# Supplied text start
Saturday, February 26, 2011

Best Movies of 2010

As I always mention whenever I do my best films of the year list, I like to wait till around February or so to allow myself to be able to see some of the movies that don't go nationwide until the new year. I'm on a modest budget and I don't get to go to film festivals, so it's impossible for a Midwesterner such as myself to catch all the prestige films that are rushed to release during the Oscar season that manage to land on a lot of critics' year-end list. I feel that as long as I can do my list before the Academy Awards, it can still remain somewhat relevant and topical. This was also the first year that I got a subscription to Netflix and if you haven't jumped on board by now, I highly recommend it if you're a movie buff such as myself. It allowed me to watch more movies in a year than I have in a very long time and is partly the reason why this list is close to 60 and could have potentially been higher if I had the time to fit in everything I hoped to see.

1. I Am Love

One of the most visually impressive films of the year was not a flashy, big-budget Hollywood effort, but a brooding family drama from Italian director Luca Guadagino. The set design and wardrobes are rich with vivaciousness and detail that pop off the screen in an effective, subtle manner and reflect the tone and personalities of its scenes and characters beautifully. This is a movie that deals with contrast at nearly every corner, since the main character, a Russian woman played Tilda Swinton who married into an affluent Italian family, is an outsider in her own family and that idea is delicately exposed in nearly every frame. Technically, I Am Love is masterfully produced, but when it delves into the intentions and actions of its characters, the effect is poetic as it can be interpreted in many different ways. Even the film's final, grainy shot could have several connotations after repeat viewings (I've seen people refer to it as having the qualities of an ultrasound). I know I've come across a great film when I can't get it out of my head days later and I am constantly thinking it over in my head. As is the case with a lot of revered art, everything may not come to you the first time around, but along the way it forces you to ask yourself questions you never thought of before and enriches you in the process.
# Supplied text end
# Information provided start
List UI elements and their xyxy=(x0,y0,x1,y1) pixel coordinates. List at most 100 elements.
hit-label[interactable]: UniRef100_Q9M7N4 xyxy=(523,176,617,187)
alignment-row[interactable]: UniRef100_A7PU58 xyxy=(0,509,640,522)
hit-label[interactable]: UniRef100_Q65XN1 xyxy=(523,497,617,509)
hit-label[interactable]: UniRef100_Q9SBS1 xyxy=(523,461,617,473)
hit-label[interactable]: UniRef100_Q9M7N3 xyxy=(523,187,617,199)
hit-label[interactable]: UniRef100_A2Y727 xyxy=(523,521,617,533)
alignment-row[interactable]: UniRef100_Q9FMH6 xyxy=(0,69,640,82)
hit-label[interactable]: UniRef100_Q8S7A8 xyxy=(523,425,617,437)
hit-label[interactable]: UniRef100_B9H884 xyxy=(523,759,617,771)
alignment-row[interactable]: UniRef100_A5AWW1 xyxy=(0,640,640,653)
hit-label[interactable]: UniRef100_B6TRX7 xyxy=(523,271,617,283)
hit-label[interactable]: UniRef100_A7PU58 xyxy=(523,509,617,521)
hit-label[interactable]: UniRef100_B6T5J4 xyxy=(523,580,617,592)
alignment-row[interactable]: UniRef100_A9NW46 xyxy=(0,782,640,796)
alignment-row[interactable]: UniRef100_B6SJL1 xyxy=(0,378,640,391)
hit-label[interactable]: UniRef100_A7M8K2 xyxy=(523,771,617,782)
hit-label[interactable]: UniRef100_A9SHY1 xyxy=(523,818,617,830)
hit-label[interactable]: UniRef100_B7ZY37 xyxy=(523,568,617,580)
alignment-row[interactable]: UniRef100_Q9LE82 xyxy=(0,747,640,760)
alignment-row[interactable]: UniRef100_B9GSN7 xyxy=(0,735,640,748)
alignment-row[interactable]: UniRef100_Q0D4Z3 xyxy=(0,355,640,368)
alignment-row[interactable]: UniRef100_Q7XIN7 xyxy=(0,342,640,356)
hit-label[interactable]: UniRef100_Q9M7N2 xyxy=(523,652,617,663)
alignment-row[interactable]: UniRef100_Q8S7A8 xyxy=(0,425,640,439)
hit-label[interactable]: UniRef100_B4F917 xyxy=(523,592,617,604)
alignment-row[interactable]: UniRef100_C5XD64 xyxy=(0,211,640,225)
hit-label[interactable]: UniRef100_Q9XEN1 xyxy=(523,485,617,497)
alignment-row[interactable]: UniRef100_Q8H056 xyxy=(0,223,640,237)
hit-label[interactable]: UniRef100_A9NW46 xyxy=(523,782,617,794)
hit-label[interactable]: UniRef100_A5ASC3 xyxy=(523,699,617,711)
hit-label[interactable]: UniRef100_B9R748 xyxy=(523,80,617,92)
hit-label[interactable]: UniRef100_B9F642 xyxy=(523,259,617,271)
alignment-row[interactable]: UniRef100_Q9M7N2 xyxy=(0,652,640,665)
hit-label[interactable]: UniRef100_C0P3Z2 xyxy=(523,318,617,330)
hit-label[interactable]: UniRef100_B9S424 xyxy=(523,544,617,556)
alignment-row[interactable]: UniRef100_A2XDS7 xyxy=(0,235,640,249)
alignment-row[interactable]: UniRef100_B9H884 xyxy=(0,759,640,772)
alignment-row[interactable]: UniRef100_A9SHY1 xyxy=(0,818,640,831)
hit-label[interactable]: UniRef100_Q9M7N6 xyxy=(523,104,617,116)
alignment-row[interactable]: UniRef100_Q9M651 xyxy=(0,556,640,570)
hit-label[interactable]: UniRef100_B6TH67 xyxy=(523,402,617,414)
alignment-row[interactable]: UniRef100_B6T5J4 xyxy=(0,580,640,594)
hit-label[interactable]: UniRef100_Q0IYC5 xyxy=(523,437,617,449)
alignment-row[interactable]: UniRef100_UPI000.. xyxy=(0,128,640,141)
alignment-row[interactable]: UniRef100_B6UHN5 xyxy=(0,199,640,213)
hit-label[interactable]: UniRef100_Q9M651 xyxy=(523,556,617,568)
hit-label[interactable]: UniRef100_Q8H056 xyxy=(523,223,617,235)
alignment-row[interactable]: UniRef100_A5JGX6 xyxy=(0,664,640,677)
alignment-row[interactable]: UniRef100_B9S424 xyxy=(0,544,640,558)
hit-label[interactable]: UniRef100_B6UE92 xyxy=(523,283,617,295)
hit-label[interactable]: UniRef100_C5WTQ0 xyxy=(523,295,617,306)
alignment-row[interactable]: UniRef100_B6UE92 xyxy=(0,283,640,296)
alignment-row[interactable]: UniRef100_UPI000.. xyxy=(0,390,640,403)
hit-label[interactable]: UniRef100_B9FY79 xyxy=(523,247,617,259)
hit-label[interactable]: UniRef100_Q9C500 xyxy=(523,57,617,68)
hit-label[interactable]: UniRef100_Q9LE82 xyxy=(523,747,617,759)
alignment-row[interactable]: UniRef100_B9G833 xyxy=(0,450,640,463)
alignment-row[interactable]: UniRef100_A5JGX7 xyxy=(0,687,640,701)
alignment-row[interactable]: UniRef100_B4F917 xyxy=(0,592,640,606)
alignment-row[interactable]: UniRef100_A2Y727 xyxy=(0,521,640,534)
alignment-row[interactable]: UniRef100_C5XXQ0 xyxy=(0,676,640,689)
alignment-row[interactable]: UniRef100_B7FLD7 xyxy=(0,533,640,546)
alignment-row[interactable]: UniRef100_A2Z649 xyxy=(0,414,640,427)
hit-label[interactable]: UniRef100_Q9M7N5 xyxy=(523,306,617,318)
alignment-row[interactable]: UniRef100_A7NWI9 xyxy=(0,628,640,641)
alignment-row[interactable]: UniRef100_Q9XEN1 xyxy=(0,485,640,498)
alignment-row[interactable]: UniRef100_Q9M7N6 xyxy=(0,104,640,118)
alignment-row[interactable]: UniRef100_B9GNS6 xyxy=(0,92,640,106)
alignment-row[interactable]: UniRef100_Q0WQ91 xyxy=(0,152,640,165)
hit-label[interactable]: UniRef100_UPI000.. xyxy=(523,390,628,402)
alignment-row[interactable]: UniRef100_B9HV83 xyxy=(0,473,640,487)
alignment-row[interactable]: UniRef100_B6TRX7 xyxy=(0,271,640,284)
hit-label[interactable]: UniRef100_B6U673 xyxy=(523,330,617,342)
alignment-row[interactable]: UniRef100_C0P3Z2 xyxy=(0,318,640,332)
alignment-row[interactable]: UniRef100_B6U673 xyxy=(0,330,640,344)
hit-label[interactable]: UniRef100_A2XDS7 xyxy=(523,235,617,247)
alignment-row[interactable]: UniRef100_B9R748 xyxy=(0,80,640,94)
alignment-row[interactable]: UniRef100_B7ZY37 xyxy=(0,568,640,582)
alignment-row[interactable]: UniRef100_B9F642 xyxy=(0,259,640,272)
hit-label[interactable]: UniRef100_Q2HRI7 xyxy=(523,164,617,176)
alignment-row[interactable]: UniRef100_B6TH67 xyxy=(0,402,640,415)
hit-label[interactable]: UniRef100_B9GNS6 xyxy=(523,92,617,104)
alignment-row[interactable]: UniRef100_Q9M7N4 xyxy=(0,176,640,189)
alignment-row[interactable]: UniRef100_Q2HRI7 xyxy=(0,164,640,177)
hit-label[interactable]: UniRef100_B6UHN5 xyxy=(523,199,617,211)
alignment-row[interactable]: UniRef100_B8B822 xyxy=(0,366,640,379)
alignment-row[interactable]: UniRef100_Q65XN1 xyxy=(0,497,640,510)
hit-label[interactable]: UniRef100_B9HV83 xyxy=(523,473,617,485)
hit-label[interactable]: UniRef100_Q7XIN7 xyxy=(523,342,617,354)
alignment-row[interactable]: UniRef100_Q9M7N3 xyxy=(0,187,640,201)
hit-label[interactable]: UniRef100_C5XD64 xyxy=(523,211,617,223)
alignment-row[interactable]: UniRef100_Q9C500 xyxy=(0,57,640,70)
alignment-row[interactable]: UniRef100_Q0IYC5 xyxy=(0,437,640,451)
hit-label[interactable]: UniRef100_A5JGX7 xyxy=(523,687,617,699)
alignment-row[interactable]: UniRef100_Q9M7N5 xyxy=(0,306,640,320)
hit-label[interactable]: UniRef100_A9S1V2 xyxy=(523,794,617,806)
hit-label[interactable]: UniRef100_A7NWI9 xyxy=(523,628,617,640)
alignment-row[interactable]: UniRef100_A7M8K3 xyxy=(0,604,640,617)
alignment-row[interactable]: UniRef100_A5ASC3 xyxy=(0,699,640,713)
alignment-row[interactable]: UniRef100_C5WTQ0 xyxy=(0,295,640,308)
# Information provided end
* Tasks for this exercise *
A - Render this sentence from the 2010 movie post in Spanish: "I know I've come across a great film when I can't get it out of my head days later and I am constantly thinking it over in my head."
B - Copy the listing word for word, from its first line through the line containing "hit-label[interactable]: UniRef100_Q8S7A8 xyxy=(523,425,617,437)".
The 2010 movie post and the listing have no connection to each other.

* Outputs for the tasks *
A - Sé que me he topado con una gran película cuando no puedo sacármela de la cabeza días después y estoy constantemente dándole vueltas en mi cabeza.

B -
List UI elements and their xyxy=(x0,y0,x1,y1) pixel coordinates. List at most 100 elements.
hit-label[interactable]: UniRef100_Q9M7N4 xyxy=(523,176,617,187)
alignment-row[interactable]: UniRef100_A7PU58 xyxy=(0,509,640,522)
hit-label[interactable]: UniRef100_Q65XN1 xyxy=(523,497,617,509)
hit-label[interactable]: UniRef100_Q9SBS1 xyxy=(523,461,617,473)
hit-label[interactable]: UniRef100_Q9M7N3 xyxy=(523,187,617,199)
hit-label[interactable]: UniRef100_A2Y727 xyxy=(523,521,617,533)
alignment-row[interactable]: UniRef100_Q9FMH6 xyxy=(0,69,640,82)
hit-label[interactable]: UniRef100_Q8S7A8 xyxy=(523,425,617,437)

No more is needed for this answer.